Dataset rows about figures
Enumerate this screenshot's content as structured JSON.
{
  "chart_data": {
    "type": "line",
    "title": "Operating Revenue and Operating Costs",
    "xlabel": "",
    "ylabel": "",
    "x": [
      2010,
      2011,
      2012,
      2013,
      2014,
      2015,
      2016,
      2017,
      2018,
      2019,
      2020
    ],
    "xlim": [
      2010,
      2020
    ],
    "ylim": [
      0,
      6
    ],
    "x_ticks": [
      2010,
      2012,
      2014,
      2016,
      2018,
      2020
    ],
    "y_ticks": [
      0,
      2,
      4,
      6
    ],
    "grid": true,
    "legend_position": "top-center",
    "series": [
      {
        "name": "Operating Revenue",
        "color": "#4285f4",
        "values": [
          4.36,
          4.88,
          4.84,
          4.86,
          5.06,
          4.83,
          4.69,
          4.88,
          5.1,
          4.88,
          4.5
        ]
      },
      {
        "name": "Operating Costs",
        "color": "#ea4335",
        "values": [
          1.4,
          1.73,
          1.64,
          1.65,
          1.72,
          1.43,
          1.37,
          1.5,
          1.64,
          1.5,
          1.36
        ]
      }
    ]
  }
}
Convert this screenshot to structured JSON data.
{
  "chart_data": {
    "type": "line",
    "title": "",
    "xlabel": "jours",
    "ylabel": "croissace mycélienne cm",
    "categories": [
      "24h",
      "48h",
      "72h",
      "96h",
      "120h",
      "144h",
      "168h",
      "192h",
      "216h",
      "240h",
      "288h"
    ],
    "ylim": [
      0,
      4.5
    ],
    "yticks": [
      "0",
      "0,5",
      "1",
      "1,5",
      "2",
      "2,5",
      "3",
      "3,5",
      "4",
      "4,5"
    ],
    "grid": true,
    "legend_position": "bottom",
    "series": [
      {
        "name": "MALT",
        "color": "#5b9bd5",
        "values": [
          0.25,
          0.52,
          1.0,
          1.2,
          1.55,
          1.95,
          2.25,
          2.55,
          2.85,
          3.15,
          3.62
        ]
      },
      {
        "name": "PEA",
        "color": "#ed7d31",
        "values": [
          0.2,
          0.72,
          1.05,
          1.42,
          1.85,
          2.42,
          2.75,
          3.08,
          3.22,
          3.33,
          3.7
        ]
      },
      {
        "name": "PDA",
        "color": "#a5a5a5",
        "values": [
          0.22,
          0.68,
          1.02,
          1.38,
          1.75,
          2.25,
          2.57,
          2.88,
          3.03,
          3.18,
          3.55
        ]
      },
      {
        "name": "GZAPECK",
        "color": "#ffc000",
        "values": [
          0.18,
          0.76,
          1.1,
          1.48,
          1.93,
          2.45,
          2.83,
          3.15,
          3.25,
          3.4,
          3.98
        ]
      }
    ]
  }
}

> **Goal**: Using the listing above, gather each line that holds the string "Operating" and copy it.

> **Exercise output**:
    "title": "Operating Revenue and Operating Costs",
        "name": "Operating Revenue",
        "name": "Operating Costs",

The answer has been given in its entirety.